- [Extracted material]
+ + + +
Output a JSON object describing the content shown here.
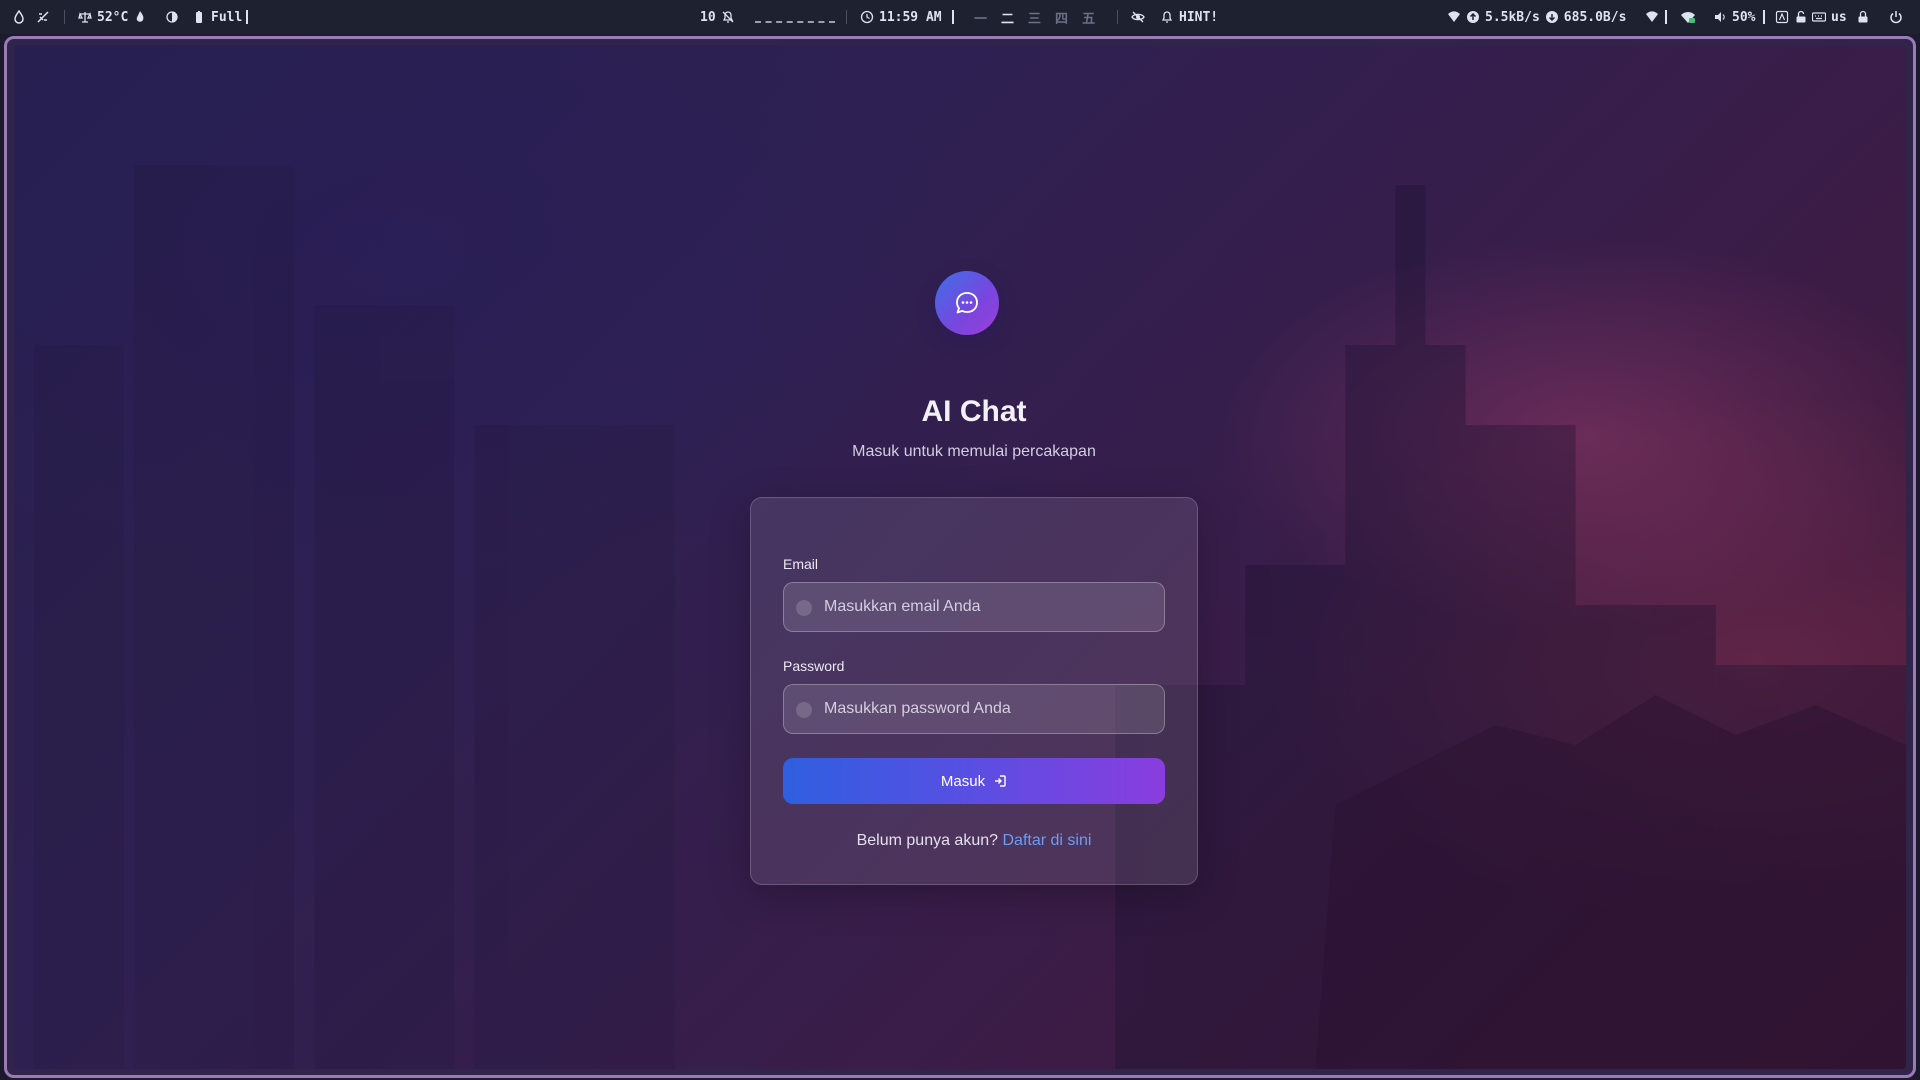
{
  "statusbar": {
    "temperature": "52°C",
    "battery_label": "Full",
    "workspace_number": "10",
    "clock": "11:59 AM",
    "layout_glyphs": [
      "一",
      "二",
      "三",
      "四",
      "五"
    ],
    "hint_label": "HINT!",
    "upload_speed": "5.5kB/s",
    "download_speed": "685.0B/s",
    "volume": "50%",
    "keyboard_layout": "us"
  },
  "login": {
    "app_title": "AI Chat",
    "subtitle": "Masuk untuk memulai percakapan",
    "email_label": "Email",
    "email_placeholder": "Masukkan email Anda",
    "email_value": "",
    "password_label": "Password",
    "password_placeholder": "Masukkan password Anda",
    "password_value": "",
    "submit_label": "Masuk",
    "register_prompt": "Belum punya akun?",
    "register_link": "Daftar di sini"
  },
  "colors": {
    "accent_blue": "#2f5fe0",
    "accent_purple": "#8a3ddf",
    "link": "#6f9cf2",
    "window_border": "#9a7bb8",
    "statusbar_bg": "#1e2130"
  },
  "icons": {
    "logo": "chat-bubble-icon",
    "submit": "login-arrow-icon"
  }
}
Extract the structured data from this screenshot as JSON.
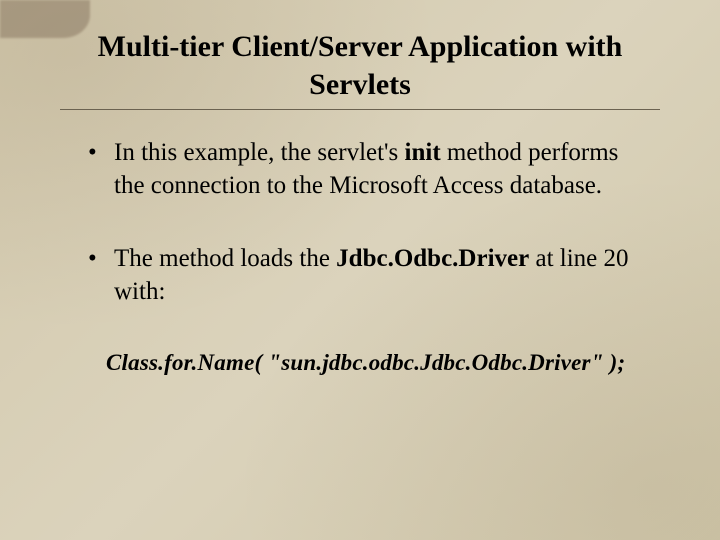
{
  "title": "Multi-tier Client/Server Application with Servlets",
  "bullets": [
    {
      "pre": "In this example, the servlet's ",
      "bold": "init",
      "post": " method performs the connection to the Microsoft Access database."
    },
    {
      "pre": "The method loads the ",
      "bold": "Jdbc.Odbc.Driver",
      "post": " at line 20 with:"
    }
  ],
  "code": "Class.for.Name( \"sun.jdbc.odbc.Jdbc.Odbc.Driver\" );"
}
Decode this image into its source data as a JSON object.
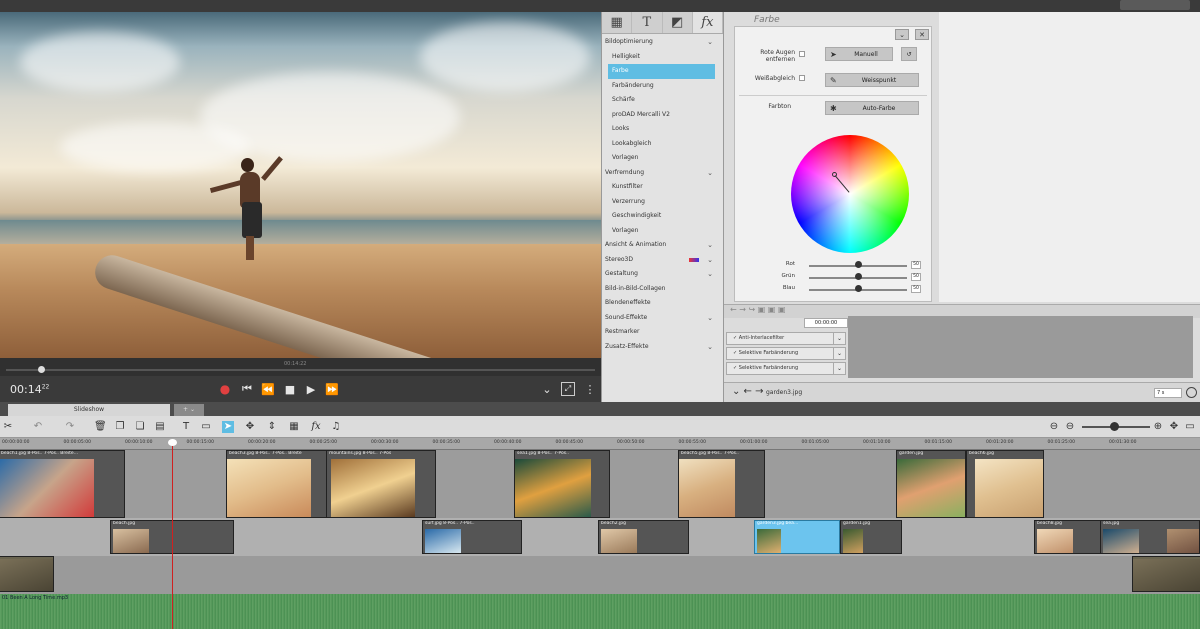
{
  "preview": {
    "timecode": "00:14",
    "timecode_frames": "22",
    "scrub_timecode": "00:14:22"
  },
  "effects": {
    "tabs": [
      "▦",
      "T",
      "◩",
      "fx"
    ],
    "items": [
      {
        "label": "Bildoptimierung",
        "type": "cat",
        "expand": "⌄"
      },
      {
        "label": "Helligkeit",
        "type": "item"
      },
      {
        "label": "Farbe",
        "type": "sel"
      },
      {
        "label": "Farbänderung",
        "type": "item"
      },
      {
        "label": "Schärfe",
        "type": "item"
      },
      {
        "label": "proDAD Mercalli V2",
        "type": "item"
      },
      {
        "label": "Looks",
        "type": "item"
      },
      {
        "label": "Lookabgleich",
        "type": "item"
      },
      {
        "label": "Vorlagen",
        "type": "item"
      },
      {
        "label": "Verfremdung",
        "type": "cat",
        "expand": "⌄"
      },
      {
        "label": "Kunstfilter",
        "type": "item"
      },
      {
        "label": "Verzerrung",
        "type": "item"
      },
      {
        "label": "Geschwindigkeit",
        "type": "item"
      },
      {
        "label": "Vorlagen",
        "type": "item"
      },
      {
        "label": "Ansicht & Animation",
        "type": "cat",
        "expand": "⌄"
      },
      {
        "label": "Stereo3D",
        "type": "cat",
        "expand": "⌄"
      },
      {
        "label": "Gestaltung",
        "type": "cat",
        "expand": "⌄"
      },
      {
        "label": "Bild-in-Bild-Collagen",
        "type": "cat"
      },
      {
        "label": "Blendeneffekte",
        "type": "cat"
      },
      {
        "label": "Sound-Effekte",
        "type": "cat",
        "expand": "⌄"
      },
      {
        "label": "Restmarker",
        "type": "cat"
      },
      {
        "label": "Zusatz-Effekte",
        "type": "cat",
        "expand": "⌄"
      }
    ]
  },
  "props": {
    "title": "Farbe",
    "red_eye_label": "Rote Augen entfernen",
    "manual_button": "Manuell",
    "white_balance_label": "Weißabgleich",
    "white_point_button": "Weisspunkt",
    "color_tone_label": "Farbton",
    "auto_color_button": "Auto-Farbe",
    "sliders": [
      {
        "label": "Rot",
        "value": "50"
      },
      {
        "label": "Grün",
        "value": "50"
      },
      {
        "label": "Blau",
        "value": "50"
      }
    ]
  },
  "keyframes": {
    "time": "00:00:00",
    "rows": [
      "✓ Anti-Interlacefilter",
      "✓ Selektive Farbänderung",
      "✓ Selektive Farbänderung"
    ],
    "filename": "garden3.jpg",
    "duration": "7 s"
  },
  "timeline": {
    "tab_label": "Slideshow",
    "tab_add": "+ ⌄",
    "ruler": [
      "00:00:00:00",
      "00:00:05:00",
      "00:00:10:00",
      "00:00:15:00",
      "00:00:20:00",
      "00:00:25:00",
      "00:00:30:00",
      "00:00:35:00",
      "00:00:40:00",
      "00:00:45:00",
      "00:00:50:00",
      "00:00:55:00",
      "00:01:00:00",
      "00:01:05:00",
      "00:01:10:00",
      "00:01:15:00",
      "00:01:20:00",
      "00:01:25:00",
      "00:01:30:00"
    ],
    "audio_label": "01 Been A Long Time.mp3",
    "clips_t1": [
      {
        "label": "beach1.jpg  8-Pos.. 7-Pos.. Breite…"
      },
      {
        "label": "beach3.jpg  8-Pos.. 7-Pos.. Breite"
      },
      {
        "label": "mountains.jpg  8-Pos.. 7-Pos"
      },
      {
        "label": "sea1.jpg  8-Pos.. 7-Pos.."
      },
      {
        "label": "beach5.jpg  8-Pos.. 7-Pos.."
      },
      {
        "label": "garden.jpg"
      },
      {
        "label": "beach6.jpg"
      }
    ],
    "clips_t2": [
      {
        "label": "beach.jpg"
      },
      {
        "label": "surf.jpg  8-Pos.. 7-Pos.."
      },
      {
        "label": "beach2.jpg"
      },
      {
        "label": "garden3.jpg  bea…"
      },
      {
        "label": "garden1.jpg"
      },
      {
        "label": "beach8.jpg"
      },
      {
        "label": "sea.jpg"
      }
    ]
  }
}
+ + + +
- [Exercise objective]
Check each line of the records for the word "with" and extract those that contain it.

- [Task result]
  "title": "Multi-tier Client/Server Application with Servlets",
      "post": " at line 20 with:"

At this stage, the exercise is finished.